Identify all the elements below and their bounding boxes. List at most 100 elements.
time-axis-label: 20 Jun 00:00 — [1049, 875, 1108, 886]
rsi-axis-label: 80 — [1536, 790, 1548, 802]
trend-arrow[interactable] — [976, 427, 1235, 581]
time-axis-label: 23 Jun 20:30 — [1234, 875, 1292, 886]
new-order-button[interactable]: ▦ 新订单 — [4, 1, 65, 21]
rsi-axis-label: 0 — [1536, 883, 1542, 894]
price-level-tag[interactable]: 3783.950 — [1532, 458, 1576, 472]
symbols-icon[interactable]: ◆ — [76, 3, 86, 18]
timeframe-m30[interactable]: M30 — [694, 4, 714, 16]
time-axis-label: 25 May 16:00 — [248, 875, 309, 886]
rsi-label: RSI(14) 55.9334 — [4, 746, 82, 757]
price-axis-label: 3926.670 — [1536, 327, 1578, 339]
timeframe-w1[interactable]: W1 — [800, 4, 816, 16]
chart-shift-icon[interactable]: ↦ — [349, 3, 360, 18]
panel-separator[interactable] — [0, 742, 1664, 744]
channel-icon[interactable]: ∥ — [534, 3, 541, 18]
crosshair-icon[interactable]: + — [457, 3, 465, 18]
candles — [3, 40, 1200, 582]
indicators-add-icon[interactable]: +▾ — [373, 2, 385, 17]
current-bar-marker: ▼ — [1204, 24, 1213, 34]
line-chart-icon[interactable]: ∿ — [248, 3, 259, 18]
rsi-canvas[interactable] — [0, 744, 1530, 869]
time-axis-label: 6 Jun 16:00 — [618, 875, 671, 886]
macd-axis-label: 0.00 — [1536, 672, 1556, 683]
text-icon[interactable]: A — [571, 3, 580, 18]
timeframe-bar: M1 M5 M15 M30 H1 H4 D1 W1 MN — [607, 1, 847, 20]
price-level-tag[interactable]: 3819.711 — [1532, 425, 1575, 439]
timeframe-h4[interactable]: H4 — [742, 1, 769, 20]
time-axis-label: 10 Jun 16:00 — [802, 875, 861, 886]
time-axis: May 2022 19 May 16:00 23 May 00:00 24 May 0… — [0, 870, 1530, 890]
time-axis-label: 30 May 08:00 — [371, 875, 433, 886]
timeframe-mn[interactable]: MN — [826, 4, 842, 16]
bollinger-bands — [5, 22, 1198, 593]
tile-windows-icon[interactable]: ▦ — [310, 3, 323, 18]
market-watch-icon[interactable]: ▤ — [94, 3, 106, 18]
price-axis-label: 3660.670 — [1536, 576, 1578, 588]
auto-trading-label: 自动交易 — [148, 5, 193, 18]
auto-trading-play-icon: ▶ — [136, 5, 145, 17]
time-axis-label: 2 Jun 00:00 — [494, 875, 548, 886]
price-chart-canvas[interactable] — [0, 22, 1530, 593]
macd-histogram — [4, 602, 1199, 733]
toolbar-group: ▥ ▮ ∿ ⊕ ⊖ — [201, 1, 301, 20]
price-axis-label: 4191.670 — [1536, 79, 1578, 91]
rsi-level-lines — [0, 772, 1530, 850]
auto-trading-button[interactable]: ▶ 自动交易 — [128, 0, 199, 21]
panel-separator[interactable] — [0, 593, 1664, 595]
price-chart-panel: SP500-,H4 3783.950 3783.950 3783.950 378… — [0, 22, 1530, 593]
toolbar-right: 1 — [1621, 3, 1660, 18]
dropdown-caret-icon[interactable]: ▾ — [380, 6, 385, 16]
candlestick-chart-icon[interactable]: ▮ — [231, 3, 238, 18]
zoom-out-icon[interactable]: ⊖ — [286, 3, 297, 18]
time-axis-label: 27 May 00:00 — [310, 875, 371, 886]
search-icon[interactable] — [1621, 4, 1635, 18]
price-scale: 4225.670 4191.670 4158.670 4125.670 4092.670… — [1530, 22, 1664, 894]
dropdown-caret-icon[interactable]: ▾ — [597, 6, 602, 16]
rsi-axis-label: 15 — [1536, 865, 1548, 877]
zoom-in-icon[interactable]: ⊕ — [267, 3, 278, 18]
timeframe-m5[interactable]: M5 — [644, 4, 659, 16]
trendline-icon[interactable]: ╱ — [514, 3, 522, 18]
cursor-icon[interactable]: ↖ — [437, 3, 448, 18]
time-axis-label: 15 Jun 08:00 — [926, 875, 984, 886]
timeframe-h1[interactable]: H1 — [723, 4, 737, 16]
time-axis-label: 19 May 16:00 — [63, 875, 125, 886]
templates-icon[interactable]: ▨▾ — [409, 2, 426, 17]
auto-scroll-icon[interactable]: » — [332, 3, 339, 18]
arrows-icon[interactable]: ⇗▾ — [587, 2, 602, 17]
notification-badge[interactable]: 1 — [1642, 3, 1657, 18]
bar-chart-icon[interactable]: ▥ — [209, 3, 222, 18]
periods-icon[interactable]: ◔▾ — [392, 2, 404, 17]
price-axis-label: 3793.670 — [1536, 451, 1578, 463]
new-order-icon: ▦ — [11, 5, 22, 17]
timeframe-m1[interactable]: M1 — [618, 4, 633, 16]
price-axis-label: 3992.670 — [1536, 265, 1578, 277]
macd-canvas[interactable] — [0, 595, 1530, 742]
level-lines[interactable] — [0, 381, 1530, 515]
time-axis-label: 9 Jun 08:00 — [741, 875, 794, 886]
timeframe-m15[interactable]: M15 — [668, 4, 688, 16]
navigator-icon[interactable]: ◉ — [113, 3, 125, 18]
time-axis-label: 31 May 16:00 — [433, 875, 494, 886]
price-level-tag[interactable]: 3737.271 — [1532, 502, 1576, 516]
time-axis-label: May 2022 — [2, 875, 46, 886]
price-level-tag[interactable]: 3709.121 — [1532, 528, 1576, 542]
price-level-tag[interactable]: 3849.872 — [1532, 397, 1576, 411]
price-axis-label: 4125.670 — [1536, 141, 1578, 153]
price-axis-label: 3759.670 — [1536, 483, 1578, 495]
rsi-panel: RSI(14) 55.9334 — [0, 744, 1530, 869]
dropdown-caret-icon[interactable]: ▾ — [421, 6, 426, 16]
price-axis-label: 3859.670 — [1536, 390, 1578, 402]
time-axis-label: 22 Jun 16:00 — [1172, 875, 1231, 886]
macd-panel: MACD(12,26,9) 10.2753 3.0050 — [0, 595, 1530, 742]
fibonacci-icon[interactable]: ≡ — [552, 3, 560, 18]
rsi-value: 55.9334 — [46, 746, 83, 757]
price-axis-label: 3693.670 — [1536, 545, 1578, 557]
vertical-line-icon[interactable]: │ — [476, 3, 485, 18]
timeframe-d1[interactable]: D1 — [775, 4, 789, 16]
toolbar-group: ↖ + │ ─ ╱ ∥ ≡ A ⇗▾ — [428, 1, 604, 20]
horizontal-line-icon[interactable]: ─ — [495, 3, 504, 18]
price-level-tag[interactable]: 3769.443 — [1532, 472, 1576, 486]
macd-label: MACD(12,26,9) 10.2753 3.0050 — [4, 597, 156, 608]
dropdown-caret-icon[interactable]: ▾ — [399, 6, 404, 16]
^^^^^^^^
* **Exercise objective**
Convert each line of the material above into a Markdown table with two columns, Row and Entry, numbering the rows in order and leaving out blank lines.

* **Task solution**
| Row | Entry |
|---|---|
| 1 | Identify all the elements below and their bounding boxes. List at most 100 elements. |
| 2 | time-axis-label: 20 Jun 00:00 — [1049, 875, 1108, 886] |
| 3 | rsi-axis-label: 80 — [1536, 790, 1548, 802] |
| 4 | trend-arrow[interactable] — [976, 427, 1235, 581] |
| 5 | time-axis-label: 23 Jun 20:30 — [1234, 875, 1292, 886] |
| 6 | new-order-button[interactable]: ▦ 新订单 — [4, 1, 65, 21] |
| 7 | rsi-axis-label: 0 — [1536, 883, 1542, 894] |
| 8 | price-level-tag[interactable]: 3783.950 — [1532, 458, 1576, 472] |
| 9 | symbols-icon[interactable]: ◆ — [76, 3, 86, 18] |
| 10 | timeframe-m30[interactable]: M30 — [694, 4, 714, 16] |
| 11 | time-axis-label: 25 May 16:00 — [248, 875, 309, 886] |
| 12 | rsi-label: RSI(14) 55.9334 — [4, 746, 82, 757] |
| 13 | price-axis-label: 3926.670 — [1536, 327, 1578, 339] |
| 14 | timeframe-w1[interactable]: W1 — [800, 4, 816, 16] |
| 15 | chart-shift-icon[interactable]: ↦ — [349, 3, 360, 18] |
| 16 | panel-separator[interactable] — [0, 742, 1664, 744] |
| 17 | channel-icon[interactable]: ∥ — [534, 3, 541, 18] |
| 18 | crosshair-icon[interactable]: + — [457, 3, 465, 18] |
| 19 | candles — [3, 40, 1200, 582] |
| 20 | indicators-add-icon[interactable]: +▾ — [373, 2, 385, 17] |
| 21 | current-bar-marker: ▼ — [1204, 24, 1213, 34] |
| 22 | line-chart-icon[interactable]: ∿ — [248, 3, 259, 18] |
| 23 | rsi-canvas[interactable] — [0, 744, 1530, 869] |
| 24 | time-axis-label: 6 Jun 16:00 — [618, 875, 671, 886] |
| 25 | macd-axis-label: 0.00 — [1536, 672, 1556, 683] |
| 26 | text-icon[interactable]: A — [571, 3, 580, 18] |
| 27 | timeframe-bar: M1 M5 M15 M30 H1 H4 D1 W1 MN — [607, 1, 847, 20] |
| 28 | price-level-tag[interactable]: 3819.711 — [1532, 425, 1575, 439] |
| 29 | timeframe-h4[interactable]: H4 — [742, 1, 769, 20] |
| 30 | time-axis-label: 10 Jun 16:00 — [802, 875, 861, 886] |
| 31 | time-axis: May 2022 19 May 16:00 23 May 00:00 24 May 0… — [0, 870, 1530, 890] |
| 32 | time-axis-label: 30 May 08:00 — [371, 875, 433, 886] |
| 33 | timeframe-mn[interactable]: MN — [826, 4, 842, 16] |
| 34 | bollinger-bands — [5, 22, 1198, 593] |
| 35 | tile-windows-icon[interactable]: ▦ — [310, 3, 323, 18] |
| 36 | market-watch-icon[interactable]: ▤ — [94, 3, 106, 18] |
| 37 | price-axis-label: 3660.670 — [1536, 576, 1578, 588] |
| 38 | auto-trading-label: 自动交易 — [148, 5, 193, 18] |
| 39 | auto-trading-play-icon: ▶ — [136, 5, 145, 17] |
| 40 | time-axis-label: 2 Jun 00:00 — [494, 875, 548, 886] |
| 41 | price-chart-canvas[interactable] — [0, 22, 1530, 593] |
| 42 | macd-histogram — [4, 602, 1199, 733] |
| 43 | toolbar-group: ▥ ▮ ∿ ⊕ ⊖ — [201, 1, 301, 20] |
| 44 | price-axis-label: 4191.670 — [1536, 79, 1578, 91] |
| 45 | rsi-level-lines — [0, 772, 1530, 850] |
| 46 | auto-trading-button[interactable]: ▶ 自动交易 — [128, 0, 199, 21] |
| 47 | panel-separator[interactable] — [0, 593, 1664, 595] |
| 48 | price-chart-panel: SP500-,H4 3783.950 3783.950 3783.950 378… — [0, 22, 1530, 593] |
| 49 | toolbar-right: 1 — [1621, 3, 1660, 18] |
| 50 | dropdown-caret-icon[interactable]: ▾ — [380, 6, 385, 16] |
| 51 | candlestick-chart-icon[interactable]: ▮ — [231, 3, 238, 18] |
| 52 | zoom-out-icon[interactable]: ⊖ — [286, 3, 297, 18] |
| 53 | time-axis-label: 27 May 00:00 — [310, 875, 371, 886] |
| 54 | search-icon[interactable] — [1621, 4, 1635, 18] |
| 55 | price-scale: 4225.670 4191.670 4158.670 4125.670 4092.670… — [1530, 22, 1664, 894] |
| 56 | dropdown-caret-icon[interactable]: ▾ — [597, 6, 602, 16] |
| 57 | rsi-axis-label: 15 — [1536, 865, 1548, 877] |
| 58 | zoom-in-icon[interactable]: ⊕ — [267, 3, 278, 18] |
| 59 | timeframe-m5[interactable]: M5 — [644, 4, 659, 16] |
| 60 | trendline-icon[interactable]: ╱ — [514, 3, 522, 18] |
| 61 | cursor-icon[interactable]: ↖ — [437, 3, 448, 18] |
| 62 | time-axis-label: 15 Jun 08:00 — [926, 875, 984, 886] |
| 63 | timeframe-h1[interactable]: H1 — [723, 4, 737, 16] |
| 64 | time-axis-label: 19 May 16:00 — [63, 875, 125, 886] |
| 65 | templates-icon[interactable]: ▨▾ — [409, 2, 426, 17] |
| 66 | auto-scroll-icon[interactable]: » — [332, 3, 339, 18] |
| 67 | arrows-icon[interactable]: ⇗▾ — [587, 2, 602, 17] |
| 68 | notification-badge[interactable]: 1 — [1642, 3, 1657, 18] |
| 69 | bar-chart-icon[interactable]: ▥ — [209, 3, 222, 18] |
| 70 | periods-icon[interactable]: ◔▾ — [392, 2, 404, 17] |
| 71 | price-axis-label: 3793.670 — [1536, 451, 1578, 463] |
| 72 | new-order-icon: ▦ — [11, 5, 22, 17] |
| 73 | timeframe-m1[interactable]: M1 — [618, 4, 633, 16] |
| 74 | price-axis-label: 3992.670 — [1536, 265, 1578, 277] |
| 75 | macd-canvas[interactable] — [0, 595, 1530, 742] |
| 76 | level-lines[interactable] — [0, 381, 1530, 515] |
| 77 | time-axis-label: 9 Jun 08:00 — [741, 875, 794, 886] |
| 78 | timeframe-m15[interactable]: M15 — [668, 4, 688, 16] |
| 79 | navigator-icon[interactable]: ◉ — [113, 3, 125, 18] |
| 80 | time-axis-label: 31 May 16:00 — [433, 875, 494, 886] |
| 81 | price-level-tag[interactable]: 3737.271 — [1532, 502, 1576, 516] |
| 82 | time-axis-label: May 2022 — [2, 875, 46, 886] |
| 83 | price-level-tag[interactable]: 3709.121 — [1532, 528, 1576, 542] |
| 84 | price-level-tag[interactable]: 3849.872 — [1532, 397, 1576, 411] |
| 85 | price-axis-label: 4125.670 — [1536, 141, 1578, 153] |
| 86 | price-axis-label: 3759.670 — [1536, 483, 1578, 495] |
| 87 | rsi-panel: RSI(14) 55.9334 — [0, 744, 1530, 869] |
| 88 | dropdown-caret-icon[interactable]: ▾ — [421, 6, 426, 16] |
| 89 | price-axis-label: 3859.670 — [1536, 390, 1578, 402] |
| 90 | time-axis-label: 22 Jun 16:00 — [1172, 875, 1231, 886] |
| 91 | macd-panel: MACD(12,26,9) 10.2753 3.0050 — [0, 595, 1530, 742] |
| 92 | fibonacci-icon[interactable]: ≡ — [552, 3, 560, 18] |
| 93 | rsi-value: 55.9334 — [46, 746, 83, 757] |
| 94 | price-axis-label: 3693.670 — [1536, 545, 1578, 557] |
| 95 | vertical-line-icon[interactable]: │ — [476, 3, 485, 18] |
| 96 | timeframe-d1[interactable]: D1 — [775, 4, 789, 16] |
| 97 | toolbar-group: ↖ + │ ─ ╱ ∥ ≡ A ⇗▾ — [428, 1, 604, 20] |
| 98 | horizontal-line-icon[interactable]: ─ — [495, 3, 504, 18] |
| 99 | price-level-tag[interactable]: 3769.443 — [1532, 472, 1576, 486] |
| 100 | macd-label: MACD(12,26,9) 10.2753 3.0050 — [4, 597, 156, 608] |
| 101 | dropdown-caret-icon[interactable]: ▾ — [399, 6, 404, 16] |